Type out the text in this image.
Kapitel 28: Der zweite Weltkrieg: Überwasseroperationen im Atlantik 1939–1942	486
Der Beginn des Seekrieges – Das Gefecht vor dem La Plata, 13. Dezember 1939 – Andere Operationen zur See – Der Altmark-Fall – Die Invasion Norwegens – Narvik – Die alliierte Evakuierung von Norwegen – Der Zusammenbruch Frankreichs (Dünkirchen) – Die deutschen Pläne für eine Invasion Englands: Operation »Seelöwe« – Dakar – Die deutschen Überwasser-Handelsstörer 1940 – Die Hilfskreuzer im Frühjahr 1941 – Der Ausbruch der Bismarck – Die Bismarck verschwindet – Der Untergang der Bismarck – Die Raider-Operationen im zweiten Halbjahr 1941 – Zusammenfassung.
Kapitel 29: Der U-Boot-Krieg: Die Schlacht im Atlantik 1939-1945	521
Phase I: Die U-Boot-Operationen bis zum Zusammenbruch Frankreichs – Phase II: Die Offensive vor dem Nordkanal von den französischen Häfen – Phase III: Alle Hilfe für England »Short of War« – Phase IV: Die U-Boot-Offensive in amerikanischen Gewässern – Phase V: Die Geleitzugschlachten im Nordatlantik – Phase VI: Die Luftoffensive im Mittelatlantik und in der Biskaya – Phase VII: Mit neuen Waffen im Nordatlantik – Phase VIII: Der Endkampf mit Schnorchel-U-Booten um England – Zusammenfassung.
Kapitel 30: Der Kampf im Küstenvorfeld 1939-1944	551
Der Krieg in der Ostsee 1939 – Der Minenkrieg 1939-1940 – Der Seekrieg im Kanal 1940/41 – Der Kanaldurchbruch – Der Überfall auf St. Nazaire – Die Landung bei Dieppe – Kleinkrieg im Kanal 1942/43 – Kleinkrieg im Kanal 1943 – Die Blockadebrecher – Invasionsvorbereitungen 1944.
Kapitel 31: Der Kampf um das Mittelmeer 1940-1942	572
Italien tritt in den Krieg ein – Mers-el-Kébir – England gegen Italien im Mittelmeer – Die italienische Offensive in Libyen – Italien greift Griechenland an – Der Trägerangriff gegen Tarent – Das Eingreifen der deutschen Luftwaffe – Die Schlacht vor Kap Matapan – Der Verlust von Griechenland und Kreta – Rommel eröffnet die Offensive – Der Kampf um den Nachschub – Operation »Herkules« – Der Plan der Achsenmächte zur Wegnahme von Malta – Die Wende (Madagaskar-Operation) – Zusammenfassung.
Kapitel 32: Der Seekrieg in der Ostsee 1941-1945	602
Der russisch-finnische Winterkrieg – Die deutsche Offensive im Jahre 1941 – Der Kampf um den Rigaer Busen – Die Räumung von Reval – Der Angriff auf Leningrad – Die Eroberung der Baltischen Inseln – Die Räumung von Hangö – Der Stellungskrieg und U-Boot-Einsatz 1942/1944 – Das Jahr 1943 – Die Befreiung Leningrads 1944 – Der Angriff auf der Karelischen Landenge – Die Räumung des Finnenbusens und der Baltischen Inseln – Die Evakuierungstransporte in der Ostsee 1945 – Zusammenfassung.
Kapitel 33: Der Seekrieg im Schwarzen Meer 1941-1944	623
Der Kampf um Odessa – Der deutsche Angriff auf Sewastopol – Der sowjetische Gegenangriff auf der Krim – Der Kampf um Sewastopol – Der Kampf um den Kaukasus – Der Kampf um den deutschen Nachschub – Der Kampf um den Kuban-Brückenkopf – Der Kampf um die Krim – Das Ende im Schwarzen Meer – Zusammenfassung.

##############################

* _What you need to do_:
Which lines of the data above contain "Schwarzen"? Copy each one.

* _Task solution_:
Kapitel 33: Der Seekrieg im Schwarzen Meer 1941-1944	623
Der Kampf um Odessa – Der deutsche Angriff auf Sewastopol – Der sowjetische Gegenangriff auf der Krim – Der Kampf um Sewastopol – Der Kampf um den Kaukasus – Der Kampf um den deutschen Nachschub – Der Kampf um den Kuban-Brückenkopf – Der Kampf um die Krim – Das Ende im Schwarzen Meer – Zusammenfassung.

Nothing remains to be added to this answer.